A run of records
"""
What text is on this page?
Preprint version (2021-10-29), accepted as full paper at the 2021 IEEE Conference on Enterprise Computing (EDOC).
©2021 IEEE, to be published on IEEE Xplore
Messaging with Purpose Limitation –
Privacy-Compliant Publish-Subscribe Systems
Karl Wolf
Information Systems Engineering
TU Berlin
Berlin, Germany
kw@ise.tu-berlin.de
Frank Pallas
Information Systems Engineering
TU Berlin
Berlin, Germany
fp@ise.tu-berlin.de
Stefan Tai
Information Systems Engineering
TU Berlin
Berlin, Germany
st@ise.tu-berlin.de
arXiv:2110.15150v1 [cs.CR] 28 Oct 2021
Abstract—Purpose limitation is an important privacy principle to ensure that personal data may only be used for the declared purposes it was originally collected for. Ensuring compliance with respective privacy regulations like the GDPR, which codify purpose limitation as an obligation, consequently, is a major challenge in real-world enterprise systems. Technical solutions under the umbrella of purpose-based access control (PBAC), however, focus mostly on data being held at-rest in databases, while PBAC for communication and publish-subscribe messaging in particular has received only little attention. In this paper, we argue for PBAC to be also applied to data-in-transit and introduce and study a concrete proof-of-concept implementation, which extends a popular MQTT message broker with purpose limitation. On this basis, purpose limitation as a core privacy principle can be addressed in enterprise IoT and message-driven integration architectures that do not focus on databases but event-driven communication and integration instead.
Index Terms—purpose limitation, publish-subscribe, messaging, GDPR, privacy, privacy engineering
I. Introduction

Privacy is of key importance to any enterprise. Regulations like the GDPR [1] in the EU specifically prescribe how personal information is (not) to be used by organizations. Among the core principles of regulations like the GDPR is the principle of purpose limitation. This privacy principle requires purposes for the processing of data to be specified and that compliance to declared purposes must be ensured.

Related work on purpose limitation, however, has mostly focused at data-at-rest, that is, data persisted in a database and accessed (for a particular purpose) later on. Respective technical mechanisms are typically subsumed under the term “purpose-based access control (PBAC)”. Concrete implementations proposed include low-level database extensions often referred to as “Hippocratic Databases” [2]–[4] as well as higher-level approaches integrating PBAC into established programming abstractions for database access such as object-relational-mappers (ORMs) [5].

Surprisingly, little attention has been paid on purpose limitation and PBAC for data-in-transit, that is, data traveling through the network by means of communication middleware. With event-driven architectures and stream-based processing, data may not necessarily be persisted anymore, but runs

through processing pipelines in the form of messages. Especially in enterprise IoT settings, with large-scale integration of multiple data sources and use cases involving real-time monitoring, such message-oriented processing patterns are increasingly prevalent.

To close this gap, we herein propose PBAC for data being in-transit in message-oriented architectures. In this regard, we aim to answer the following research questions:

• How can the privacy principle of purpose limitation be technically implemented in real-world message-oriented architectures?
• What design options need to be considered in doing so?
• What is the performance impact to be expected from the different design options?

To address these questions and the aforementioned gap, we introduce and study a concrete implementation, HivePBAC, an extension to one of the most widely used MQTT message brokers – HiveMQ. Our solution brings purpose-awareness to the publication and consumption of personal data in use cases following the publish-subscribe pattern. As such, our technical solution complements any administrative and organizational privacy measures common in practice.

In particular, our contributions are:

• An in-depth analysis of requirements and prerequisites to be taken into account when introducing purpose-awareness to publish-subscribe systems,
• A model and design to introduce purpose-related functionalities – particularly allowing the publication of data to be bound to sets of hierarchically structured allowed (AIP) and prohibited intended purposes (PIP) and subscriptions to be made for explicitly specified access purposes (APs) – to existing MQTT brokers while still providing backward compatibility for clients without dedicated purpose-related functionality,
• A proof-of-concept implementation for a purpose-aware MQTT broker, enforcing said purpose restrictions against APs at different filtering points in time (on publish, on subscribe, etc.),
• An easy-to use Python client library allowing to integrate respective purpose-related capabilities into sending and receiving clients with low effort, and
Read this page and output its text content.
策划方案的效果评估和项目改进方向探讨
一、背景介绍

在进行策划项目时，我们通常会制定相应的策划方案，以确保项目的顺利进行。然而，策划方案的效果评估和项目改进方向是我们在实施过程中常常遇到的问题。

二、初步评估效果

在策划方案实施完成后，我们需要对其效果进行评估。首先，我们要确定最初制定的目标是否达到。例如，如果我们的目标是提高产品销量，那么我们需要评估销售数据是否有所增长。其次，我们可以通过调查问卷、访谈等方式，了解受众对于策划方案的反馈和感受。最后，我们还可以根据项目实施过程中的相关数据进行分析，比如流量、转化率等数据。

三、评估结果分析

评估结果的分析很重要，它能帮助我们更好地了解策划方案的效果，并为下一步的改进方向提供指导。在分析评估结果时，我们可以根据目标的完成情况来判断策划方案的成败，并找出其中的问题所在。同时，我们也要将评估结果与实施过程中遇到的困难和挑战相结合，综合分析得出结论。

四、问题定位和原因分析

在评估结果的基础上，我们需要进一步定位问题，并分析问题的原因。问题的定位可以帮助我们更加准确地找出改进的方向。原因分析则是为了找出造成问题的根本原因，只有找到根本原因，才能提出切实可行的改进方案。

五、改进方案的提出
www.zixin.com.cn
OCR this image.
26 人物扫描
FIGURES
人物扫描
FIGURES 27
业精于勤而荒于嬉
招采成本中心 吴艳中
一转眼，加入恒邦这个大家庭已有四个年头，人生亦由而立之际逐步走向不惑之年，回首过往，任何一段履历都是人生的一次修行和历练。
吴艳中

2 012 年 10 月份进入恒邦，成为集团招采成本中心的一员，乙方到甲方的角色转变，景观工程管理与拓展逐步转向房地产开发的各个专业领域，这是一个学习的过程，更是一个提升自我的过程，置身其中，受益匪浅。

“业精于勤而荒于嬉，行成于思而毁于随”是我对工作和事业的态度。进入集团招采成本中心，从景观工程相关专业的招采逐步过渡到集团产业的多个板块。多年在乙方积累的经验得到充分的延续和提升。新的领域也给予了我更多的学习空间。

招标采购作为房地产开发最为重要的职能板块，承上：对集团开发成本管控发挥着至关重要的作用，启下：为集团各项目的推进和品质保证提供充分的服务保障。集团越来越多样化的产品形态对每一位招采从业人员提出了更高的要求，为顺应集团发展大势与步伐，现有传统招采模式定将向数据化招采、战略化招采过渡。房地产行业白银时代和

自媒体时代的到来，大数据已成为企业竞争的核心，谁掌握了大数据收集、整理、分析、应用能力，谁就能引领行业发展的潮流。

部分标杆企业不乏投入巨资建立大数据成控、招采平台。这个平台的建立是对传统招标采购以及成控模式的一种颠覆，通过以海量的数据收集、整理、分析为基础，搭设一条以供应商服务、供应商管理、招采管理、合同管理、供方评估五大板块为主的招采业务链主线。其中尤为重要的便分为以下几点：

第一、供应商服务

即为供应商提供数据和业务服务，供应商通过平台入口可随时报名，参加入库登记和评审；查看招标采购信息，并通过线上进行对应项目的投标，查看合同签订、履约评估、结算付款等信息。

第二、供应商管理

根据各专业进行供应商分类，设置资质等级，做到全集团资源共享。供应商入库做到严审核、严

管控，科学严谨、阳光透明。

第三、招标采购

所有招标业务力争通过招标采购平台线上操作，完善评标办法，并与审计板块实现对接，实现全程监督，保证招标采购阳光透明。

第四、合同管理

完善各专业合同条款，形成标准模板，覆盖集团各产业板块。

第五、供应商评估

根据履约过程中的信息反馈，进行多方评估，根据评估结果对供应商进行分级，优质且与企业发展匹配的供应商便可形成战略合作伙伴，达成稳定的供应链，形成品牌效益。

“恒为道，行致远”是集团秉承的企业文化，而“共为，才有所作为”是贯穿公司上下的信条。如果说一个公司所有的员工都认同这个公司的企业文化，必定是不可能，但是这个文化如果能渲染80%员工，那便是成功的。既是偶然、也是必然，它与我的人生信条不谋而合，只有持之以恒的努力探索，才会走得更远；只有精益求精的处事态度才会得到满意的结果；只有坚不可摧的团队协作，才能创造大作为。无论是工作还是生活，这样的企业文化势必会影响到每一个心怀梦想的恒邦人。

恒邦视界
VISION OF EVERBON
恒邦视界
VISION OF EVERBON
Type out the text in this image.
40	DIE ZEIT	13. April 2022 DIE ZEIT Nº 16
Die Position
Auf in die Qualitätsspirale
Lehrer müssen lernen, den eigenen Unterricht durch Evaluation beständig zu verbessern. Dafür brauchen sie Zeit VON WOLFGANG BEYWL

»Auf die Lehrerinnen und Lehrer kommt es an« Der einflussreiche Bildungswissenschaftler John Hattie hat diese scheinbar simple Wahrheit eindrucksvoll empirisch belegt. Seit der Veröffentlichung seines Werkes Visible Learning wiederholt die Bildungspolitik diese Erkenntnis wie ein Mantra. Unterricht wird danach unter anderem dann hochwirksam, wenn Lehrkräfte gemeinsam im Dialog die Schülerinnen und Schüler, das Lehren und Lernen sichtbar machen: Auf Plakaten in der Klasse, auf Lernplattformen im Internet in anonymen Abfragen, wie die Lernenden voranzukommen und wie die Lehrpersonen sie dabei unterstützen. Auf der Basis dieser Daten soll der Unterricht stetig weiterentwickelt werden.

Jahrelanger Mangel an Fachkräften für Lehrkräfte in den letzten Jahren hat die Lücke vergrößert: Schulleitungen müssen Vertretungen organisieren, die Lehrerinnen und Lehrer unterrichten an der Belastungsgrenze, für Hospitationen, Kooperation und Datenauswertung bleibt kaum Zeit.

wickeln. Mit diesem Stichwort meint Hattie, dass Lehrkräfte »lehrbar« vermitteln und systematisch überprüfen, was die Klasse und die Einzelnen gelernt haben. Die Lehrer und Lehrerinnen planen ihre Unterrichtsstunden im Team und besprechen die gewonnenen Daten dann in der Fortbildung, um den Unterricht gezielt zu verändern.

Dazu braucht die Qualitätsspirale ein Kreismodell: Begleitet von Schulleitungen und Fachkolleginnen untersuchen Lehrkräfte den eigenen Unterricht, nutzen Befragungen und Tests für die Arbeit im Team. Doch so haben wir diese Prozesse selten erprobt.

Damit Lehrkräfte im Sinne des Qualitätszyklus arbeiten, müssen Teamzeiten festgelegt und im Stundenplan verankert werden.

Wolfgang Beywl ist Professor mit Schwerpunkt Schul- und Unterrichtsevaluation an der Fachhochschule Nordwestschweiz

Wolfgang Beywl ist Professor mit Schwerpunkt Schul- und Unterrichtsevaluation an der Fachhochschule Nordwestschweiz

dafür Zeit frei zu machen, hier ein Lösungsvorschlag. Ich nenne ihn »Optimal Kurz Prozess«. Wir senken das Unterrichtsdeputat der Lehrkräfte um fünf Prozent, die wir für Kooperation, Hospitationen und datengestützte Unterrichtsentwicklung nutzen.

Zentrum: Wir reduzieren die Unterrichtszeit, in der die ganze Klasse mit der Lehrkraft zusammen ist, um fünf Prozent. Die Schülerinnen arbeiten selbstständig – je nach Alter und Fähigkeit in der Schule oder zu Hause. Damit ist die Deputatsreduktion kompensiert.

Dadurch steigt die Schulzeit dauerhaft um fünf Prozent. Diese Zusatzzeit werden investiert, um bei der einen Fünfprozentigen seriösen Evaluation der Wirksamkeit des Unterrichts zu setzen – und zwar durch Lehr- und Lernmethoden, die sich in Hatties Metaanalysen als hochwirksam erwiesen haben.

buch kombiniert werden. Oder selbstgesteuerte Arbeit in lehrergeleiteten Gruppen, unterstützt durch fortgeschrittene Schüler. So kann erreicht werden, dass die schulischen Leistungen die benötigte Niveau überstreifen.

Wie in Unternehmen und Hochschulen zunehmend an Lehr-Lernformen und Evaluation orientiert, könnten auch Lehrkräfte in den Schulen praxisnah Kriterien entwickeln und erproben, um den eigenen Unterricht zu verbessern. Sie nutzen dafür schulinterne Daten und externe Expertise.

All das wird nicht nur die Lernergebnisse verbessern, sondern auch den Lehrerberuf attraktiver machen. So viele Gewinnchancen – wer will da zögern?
"""
Out of the records, collect only those lines that contain the string "durch".

• **EXERCISE SOLUTION**
Lehrer müssen lernen, den eigenen Unterricht durch Evaluation beständig zu verbessern. Dafür brauchen sie Zeit VON WOLFGANG BEYWL
Dadurch steigt die Schulzeit dauerhaft um fünf Prozent. Diese Zusatzzeit werden investiert, um bei der einen Fünfprozentigen seriösen Evaluation der Wirksamkeit des Unterrichts zu setzen – und zwar durch Lehr- und Lernmethoden, die sich in Hatties Metaanalysen als hochwirksam erwiesen haben.
buch kombiniert werden. Oder selbstgesteuerte Arbeit in lehrergeleiteten Gruppen, unterstützt durch fortgeschrittene Schüler. So kann erreicht werden, dass die schulischen Leistungen die benötigte Niveau überstreifen.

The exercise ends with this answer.